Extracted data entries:
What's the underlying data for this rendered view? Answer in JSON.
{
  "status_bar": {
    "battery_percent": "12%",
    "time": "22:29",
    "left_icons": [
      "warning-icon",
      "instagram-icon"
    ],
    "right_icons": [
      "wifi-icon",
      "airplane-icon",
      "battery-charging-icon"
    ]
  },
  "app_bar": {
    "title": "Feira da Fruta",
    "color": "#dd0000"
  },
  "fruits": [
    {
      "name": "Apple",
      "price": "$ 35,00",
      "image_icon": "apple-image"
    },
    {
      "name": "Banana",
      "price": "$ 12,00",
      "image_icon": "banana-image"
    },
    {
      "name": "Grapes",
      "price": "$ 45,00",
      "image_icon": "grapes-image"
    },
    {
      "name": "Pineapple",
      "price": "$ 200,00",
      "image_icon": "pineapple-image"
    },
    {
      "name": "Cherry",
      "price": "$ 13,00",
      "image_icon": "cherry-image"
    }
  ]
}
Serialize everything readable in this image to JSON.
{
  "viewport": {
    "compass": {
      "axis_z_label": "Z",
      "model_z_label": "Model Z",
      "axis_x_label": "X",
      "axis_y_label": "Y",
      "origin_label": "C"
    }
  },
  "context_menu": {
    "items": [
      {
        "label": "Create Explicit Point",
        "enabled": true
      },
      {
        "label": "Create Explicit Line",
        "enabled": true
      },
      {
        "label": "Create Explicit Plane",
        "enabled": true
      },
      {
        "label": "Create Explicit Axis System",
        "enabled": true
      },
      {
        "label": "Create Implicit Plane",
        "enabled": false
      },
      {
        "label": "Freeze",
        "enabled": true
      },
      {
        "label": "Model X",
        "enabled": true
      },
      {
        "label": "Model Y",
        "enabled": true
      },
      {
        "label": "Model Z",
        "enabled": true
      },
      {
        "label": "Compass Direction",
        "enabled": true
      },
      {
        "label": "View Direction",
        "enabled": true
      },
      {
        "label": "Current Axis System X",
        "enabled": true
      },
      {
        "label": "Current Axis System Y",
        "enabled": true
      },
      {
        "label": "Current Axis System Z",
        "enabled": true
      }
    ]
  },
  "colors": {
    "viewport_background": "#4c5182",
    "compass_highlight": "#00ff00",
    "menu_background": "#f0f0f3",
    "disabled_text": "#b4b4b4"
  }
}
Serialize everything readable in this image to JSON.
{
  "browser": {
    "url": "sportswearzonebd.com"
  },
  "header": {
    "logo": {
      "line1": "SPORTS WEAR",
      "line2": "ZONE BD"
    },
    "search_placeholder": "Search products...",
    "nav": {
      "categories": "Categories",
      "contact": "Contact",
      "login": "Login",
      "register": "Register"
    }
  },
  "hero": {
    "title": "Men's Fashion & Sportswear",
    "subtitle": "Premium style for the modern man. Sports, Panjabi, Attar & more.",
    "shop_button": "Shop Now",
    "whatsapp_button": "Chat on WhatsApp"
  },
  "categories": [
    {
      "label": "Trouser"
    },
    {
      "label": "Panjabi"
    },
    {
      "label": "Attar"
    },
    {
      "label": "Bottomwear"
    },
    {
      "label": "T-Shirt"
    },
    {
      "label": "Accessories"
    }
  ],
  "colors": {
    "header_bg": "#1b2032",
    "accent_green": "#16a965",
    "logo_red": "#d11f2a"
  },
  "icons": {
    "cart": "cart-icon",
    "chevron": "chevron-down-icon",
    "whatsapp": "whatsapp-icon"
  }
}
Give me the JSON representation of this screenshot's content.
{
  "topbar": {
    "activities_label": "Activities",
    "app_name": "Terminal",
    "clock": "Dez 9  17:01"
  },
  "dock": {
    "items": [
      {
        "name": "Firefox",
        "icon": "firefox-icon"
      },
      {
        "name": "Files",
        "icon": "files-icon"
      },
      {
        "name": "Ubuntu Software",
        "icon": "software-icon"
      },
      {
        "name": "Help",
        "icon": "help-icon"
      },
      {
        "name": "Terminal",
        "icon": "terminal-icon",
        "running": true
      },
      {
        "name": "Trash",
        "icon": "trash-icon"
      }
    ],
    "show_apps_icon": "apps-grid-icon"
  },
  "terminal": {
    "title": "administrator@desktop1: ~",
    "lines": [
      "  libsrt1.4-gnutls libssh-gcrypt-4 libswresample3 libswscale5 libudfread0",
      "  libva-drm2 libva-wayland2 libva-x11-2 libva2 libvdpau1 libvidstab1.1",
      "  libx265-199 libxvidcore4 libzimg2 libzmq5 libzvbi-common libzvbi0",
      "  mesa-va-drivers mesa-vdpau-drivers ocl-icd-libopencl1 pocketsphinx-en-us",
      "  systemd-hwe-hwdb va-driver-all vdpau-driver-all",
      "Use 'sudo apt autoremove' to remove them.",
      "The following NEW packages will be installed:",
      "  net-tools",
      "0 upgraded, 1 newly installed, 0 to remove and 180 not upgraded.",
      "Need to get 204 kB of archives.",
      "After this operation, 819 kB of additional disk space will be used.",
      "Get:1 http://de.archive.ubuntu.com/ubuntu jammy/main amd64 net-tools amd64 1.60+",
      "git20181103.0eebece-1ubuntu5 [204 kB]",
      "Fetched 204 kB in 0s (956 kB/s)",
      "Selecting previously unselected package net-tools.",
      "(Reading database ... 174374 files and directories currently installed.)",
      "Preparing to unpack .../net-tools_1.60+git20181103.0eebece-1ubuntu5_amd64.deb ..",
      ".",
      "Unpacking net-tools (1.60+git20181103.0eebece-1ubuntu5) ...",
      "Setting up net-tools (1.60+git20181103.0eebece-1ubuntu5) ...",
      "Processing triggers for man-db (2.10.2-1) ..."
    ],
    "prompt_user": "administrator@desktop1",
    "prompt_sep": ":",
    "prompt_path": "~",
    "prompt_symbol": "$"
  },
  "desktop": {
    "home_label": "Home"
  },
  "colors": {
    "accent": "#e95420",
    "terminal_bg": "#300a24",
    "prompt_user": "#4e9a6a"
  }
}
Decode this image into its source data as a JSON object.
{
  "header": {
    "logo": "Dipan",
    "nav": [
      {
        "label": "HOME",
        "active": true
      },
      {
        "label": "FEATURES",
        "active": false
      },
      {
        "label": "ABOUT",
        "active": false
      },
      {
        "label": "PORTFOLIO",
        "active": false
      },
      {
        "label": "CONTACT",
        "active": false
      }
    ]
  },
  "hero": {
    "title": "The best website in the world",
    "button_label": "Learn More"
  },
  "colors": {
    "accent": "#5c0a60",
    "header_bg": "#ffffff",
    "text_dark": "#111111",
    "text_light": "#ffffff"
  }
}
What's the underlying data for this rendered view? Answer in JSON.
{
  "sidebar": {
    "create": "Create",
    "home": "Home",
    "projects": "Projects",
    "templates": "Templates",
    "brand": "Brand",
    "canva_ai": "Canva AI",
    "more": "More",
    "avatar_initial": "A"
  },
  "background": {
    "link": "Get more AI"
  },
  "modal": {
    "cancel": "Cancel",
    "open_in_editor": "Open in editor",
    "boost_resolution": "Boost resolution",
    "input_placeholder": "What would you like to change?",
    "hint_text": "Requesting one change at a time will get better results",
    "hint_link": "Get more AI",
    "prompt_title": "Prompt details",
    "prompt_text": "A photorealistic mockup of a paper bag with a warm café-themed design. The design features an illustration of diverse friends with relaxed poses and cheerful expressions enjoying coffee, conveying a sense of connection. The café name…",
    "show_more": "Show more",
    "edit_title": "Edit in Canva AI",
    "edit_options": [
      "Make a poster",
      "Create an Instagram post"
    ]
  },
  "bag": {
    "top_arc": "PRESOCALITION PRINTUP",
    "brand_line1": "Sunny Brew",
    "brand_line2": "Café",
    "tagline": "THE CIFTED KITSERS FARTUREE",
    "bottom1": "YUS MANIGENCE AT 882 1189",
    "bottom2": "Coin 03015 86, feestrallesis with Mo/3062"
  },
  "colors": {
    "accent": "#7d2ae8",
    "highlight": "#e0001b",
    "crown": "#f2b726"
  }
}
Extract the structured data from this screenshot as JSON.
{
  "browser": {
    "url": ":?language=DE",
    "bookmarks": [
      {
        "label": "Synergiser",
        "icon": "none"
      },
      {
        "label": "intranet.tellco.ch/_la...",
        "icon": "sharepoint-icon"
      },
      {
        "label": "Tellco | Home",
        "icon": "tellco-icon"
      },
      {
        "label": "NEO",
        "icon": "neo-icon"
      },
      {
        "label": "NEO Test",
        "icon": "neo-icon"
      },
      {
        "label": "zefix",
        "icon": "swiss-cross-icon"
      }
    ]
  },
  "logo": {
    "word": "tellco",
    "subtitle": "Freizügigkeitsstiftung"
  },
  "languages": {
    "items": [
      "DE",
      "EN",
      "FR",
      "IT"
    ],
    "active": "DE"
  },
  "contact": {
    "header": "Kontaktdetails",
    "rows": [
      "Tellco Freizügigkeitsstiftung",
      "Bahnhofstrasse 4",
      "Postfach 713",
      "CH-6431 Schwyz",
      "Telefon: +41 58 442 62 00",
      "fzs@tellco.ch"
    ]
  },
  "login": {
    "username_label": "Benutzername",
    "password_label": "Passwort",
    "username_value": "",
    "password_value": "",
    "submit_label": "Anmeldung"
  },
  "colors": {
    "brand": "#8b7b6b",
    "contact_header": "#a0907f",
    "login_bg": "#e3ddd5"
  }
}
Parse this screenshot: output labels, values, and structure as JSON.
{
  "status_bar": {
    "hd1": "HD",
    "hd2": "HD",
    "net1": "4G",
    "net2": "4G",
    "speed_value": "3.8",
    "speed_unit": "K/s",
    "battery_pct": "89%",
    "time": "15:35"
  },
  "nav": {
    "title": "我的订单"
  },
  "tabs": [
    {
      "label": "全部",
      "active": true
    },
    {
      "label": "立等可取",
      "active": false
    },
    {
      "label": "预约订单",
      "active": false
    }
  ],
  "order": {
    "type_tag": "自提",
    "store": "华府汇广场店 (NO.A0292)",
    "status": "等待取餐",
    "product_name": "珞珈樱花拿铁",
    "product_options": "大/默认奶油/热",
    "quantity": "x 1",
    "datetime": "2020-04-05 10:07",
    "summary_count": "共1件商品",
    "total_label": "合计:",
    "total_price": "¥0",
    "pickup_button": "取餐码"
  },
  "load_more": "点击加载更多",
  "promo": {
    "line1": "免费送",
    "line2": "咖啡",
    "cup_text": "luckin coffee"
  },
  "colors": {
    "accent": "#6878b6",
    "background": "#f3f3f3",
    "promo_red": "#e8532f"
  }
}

» **TASK DETAILS**: Write out every line from the entries where "this" appears.

» **WORKED ANSWER**:
What's the underlying data for this rendered view? Answer in JSON.
Serialize everything readable in this image to JSON.
Serialize everything readable in this image to JSON.
Give me the JSON representation of this screenshot's content.
      "After this operation, 819 kB of additional disk space will be used.",
Decode this image into its source data as a JSON object.
What's the underlying data for this rendered view? Answer in JSON.
Extract the structured data from this screenshot as JSON.
Parse this screenshot: output labels, values, and structure as JSON.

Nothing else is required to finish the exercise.